Element placement data:

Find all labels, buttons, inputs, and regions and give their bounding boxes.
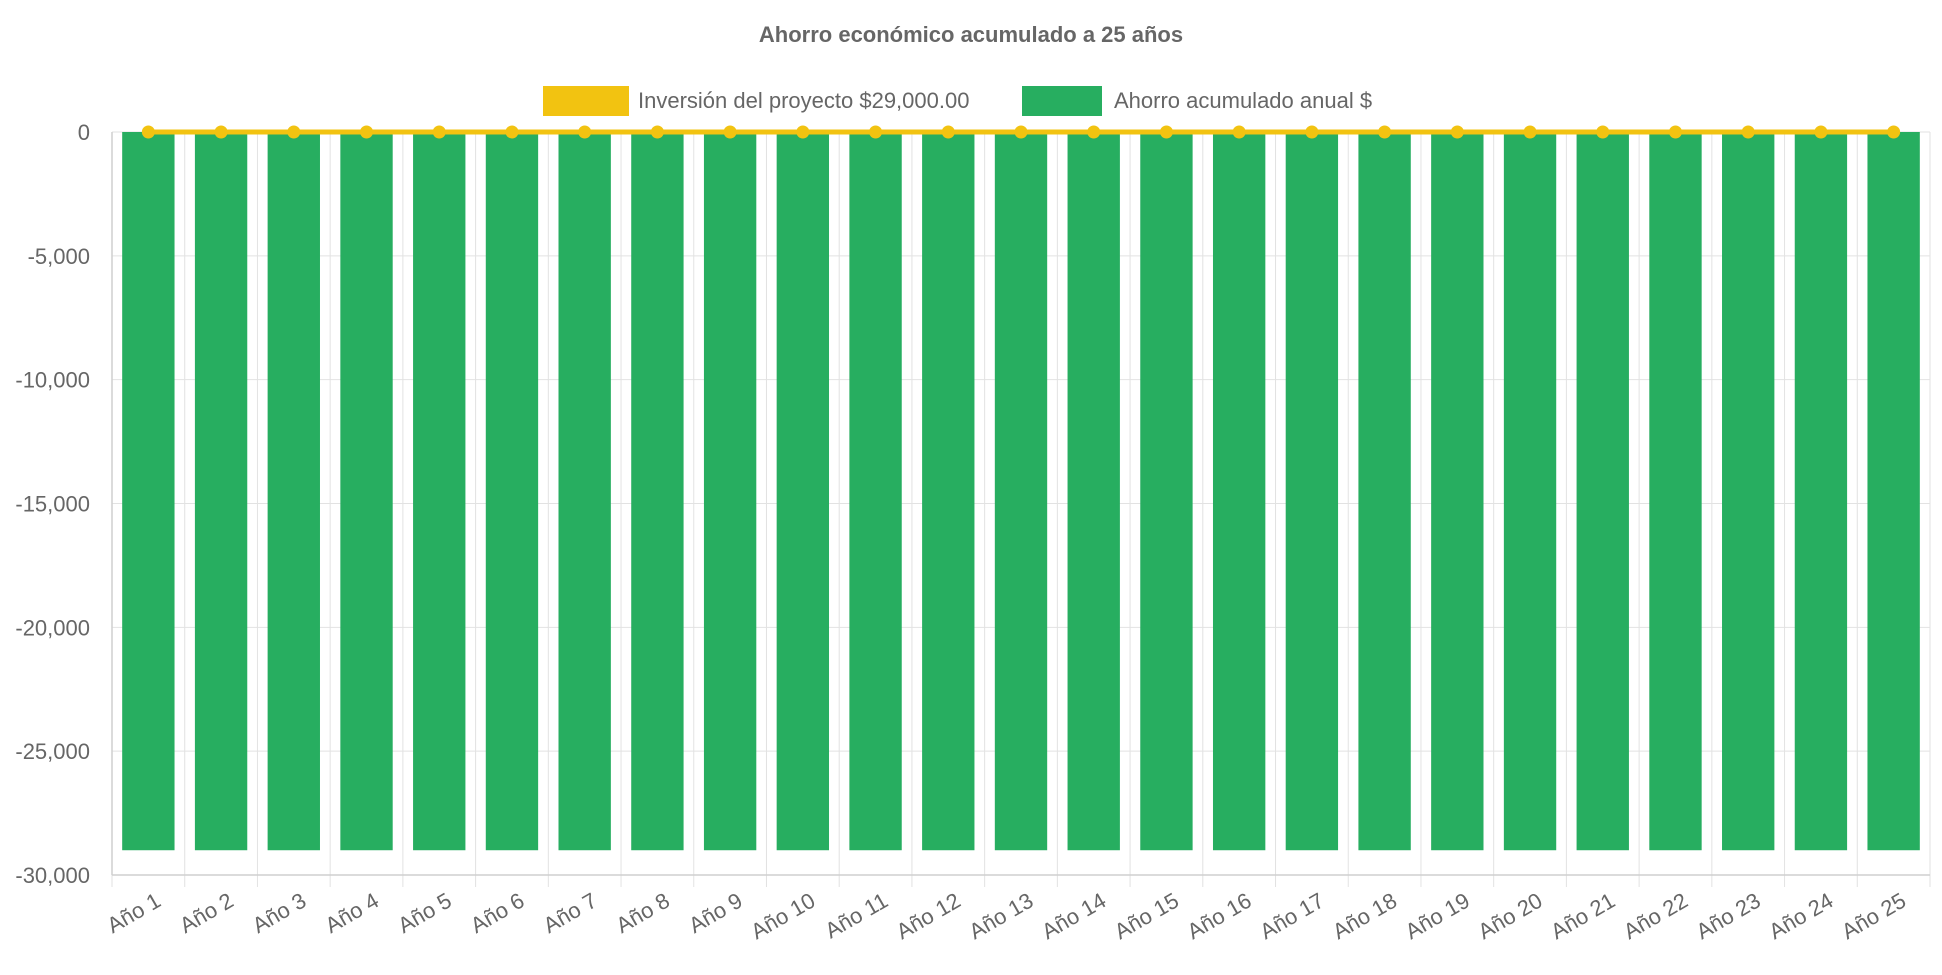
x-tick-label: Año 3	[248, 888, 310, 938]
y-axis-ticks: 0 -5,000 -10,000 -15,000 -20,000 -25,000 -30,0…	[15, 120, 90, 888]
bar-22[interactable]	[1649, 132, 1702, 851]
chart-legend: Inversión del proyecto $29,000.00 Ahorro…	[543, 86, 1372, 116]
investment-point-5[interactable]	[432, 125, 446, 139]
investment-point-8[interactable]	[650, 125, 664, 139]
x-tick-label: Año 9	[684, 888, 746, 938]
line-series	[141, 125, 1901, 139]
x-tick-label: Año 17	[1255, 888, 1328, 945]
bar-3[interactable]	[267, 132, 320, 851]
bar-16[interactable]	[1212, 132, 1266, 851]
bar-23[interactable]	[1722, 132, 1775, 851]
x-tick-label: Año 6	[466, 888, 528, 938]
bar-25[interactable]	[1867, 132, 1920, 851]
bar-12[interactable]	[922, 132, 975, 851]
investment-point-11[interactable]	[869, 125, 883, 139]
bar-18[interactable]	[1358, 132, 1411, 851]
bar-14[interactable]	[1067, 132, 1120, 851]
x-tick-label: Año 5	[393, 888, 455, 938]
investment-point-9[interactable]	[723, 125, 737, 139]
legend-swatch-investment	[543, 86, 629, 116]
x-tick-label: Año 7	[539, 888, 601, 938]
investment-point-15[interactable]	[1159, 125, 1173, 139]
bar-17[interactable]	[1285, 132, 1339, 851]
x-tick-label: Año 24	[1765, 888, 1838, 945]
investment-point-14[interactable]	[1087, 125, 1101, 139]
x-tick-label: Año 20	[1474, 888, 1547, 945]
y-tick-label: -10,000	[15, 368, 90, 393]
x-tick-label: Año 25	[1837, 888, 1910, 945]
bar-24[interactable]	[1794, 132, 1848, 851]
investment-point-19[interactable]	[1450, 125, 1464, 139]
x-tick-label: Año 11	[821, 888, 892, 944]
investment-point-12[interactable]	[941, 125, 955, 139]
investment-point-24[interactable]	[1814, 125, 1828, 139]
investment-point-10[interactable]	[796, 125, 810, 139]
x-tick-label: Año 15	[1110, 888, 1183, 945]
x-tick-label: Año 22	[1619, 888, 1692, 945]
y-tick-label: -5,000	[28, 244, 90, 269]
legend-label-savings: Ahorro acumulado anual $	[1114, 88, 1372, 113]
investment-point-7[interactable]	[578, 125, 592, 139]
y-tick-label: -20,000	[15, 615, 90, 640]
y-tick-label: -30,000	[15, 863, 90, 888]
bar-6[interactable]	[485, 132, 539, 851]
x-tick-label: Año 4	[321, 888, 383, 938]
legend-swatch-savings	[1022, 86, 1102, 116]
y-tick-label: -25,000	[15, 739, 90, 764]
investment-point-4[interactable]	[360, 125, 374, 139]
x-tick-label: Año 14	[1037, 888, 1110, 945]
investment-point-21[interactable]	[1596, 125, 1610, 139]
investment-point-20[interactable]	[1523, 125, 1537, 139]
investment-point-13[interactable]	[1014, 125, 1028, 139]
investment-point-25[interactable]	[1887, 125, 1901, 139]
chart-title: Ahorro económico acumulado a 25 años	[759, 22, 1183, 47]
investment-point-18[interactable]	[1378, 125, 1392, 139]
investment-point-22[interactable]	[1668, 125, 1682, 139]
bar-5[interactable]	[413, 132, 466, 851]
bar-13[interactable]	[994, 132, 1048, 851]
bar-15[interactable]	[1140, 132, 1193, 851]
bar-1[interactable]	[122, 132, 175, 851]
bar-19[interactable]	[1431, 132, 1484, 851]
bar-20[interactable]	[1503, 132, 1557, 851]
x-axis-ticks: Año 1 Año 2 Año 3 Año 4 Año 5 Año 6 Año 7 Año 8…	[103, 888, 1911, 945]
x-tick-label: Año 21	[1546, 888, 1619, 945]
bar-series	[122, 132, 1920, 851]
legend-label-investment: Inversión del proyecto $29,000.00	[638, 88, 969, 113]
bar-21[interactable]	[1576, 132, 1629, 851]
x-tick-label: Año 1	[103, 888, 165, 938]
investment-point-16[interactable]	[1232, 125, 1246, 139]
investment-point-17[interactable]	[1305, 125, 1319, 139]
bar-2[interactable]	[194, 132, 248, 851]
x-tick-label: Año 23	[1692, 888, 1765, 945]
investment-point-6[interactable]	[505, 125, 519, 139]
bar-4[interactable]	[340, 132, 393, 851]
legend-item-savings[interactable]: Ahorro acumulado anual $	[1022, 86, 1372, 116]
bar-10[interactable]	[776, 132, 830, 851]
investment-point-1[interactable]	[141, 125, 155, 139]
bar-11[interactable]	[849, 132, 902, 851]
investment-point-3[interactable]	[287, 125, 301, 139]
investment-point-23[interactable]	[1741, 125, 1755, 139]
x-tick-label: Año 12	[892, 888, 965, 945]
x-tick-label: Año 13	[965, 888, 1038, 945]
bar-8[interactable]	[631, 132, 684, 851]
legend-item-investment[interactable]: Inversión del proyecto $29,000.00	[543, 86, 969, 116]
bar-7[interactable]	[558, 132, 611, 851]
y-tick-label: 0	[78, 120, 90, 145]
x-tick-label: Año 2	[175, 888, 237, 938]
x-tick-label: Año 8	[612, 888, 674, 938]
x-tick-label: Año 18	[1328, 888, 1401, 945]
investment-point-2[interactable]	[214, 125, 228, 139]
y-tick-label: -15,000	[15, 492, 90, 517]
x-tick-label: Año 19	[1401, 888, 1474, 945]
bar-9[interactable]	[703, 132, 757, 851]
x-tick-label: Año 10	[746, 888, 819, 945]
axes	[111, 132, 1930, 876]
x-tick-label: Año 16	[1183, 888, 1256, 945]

WORK TO COMPLETE.
Please put every line of the listing above into a numbered list, omitting blank lines and leaving the pictures out of the answer.

RESPONSE.
1. Find all labels, buttons, inputs, and regions and give their bounding boxes.
2. x-tick-label: Año 3	[248, 888, 310, 938]
3. y-axis-ticks: 0 -5,000 -10,000 -15,000 -20,000 -25,000 -30,0…	[15, 120, 90, 888]
4. bar-22[interactable]	[1649, 132, 1702, 851]
5. chart-legend: Inversión del proyecto $29,000.00 Ahorro…	[543, 86, 1372, 116]
6. investment-point-5[interactable]	[432, 125, 446, 139]
7. investment-point-8[interactable]	[650, 125, 664, 139]
8. x-tick-label: Año 9	[684, 888, 746, 938]
9. line-series	[141, 125, 1901, 139]
10. x-tick-label: Año 17	[1255, 888, 1328, 945]
11. bar-3[interactable]	[267, 132, 320, 851]
12. bar-16[interactable]	[1212, 132, 1266, 851]
13. bar-23[interactable]	[1722, 132, 1775, 851]
14. x-tick-label: Año 6	[466, 888, 528, 938]
15. bar-25[interactable]	[1867, 132, 1920, 851]
16. bar-12[interactable]	[922, 132, 975, 851]
17. investment-point-11[interactable]	[869, 125, 883, 139]
18. bar-18[interactable]	[1358, 132, 1411, 851]
19. bar-14[interactable]	[1067, 132, 1120, 851]
20. x-tick-label: Año 5	[393, 888, 455, 938]
21. investment-point-9[interactable]	[723, 125, 737, 139]
22. legend-swatch-investment	[543, 86, 629, 116]
23. x-tick-label: Año 7	[539, 888, 601, 938]
24. investment-point-15[interactable]	[1159, 125, 1173, 139]
25. bar-17[interactable]	[1285, 132, 1339, 851]
26. x-tick-label: Año 24	[1765, 888, 1838, 945]
27. investment-point-14[interactable]	[1087, 125, 1101, 139]
28. x-tick-label: Año 20	[1474, 888, 1547, 945]
29. y-tick-label: -10,000	[15, 368, 90, 393]
30. x-tick-label: Año 25	[1837, 888, 1910, 945]
31. bar-24[interactable]	[1794, 132, 1848, 851]
32. investment-point-19[interactable]	[1450, 125, 1464, 139]
33. x-tick-label: Año 11	[821, 888, 892, 944]
34. investment-point-12[interactable]	[941, 125, 955, 139]
35. investment-point-24[interactable]	[1814, 125, 1828, 139]
36. investment-point-10[interactable]	[796, 125, 810, 139]
37. x-tick-label: Año 15	[1110, 888, 1183, 945]
38. x-tick-label: Año 22	[1619, 888, 1692, 945]
39. y-tick-label: -5,000	[28, 244, 90, 269]
40. legend-label-savings: Ahorro acumulado anual $	[1114, 88, 1372, 113]
41. investment-point-7[interactable]	[578, 125, 592, 139]
42. y-tick-label: -20,000	[15, 615, 90, 640]
43. y-tick-label: -30,000	[15, 863, 90, 888]
44. bar-6[interactable]	[485, 132, 539, 851]
45. x-tick-label: Año 4	[321, 888, 383, 938]
46. legend-swatch-savings	[1022, 86, 1102, 116]
47. y-tick-label: -25,000	[15, 739, 90, 764]
48. investment-point-4[interactable]	[360, 125, 374, 139]
49. x-tick-label: Año 14	[1037, 888, 1110, 945]
50. investment-point-21[interactable]	[1596, 125, 1610, 139]
51. investment-point-20[interactable]	[1523, 125, 1537, 139]
52. investment-point-13[interactable]	[1014, 125, 1028, 139]
53. investment-point-25[interactable]	[1887, 125, 1901, 139]
54. chart-title: Ahorro económico acumulado a 25 años	[759, 22, 1183, 47]
55. investment-point-18[interactable]	[1378, 125, 1392, 139]
56. investment-point-22[interactable]	[1668, 125, 1682, 139]
57. bar-5[interactable]	[413, 132, 466, 851]
58. bar-13[interactable]	[994, 132, 1048, 851]
59. bar-15[interactable]	[1140, 132, 1193, 851]
60. bar-1[interactable]	[122, 132, 175, 851]
61. bar-19[interactable]	[1431, 132, 1484, 851]
62. bar-20[interactable]	[1503, 132, 1557, 851]
63. x-axis-ticks: Año 1 Año 2 Año 3 Año 4 Año 5 Año 6 Año 7 Año 8…	[103, 888, 1911, 945]
64. x-tick-label: Año 21	[1546, 888, 1619, 945]
65. bar-series	[122, 132, 1920, 851]
66. legend-label-investment: Inversión del proyecto $29,000.00	[638, 88, 969, 113]
67. bar-21[interactable]	[1576, 132, 1629, 851]
68. x-tick-label: Año 1	[103, 888, 165, 938]
69. investment-point-16[interactable]	[1232, 125, 1246, 139]
70. investment-point-17[interactable]	[1305, 125, 1319, 139]
71. bar-2[interactable]	[194, 132, 248, 851]
72. x-tick-label: Año 23	[1692, 888, 1765, 945]
73. investment-point-6[interactable]	[505, 125, 519, 139]
74. bar-4[interactable]	[340, 132, 393, 851]
75. legend-item-savings[interactable]: Ahorro acumulado anual $	[1022, 86, 1372, 116]
76. bar-10[interactable]	[776, 132, 830, 851]
77. investment-point-1[interactable]	[141, 125, 155, 139]
78. bar-11[interactable]	[849, 132, 902, 851]
79. investment-point-3[interactable]	[287, 125, 301, 139]
80. investment-point-23[interactable]	[1741, 125, 1755, 139]
81. x-tick-label: Año 12	[892, 888, 965, 945]
82. x-tick-label: Año 13	[965, 888, 1038, 945]
83. bar-8[interactable]	[631, 132, 684, 851]
84. legend-item-investment[interactable]: Inversión del proyecto $29,000.00	[543, 86, 969, 116]
85. bar-7[interactable]	[558, 132, 611, 851]
86. y-tick-label: 0	[78, 120, 90, 145]
87. x-tick-label: Año 2	[175, 888, 237, 938]
88. x-tick-label: Año 8	[612, 888, 674, 938]
89. x-tick-label: Año 18	[1328, 888, 1401, 945]
90. investment-point-2[interactable]	[214, 125, 228, 139]
91. y-tick-label: -15,000	[15, 492, 90, 517]
92. x-tick-label: Año 19	[1401, 888, 1474, 945]
93. bar-9[interactable]	[703, 132, 757, 851]
94. x-tick-label: Año 10	[746, 888, 819, 945]
95. axes	[111, 132, 1930, 876]
96. x-tick-label: Año 16	[1183, 888, 1256, 945]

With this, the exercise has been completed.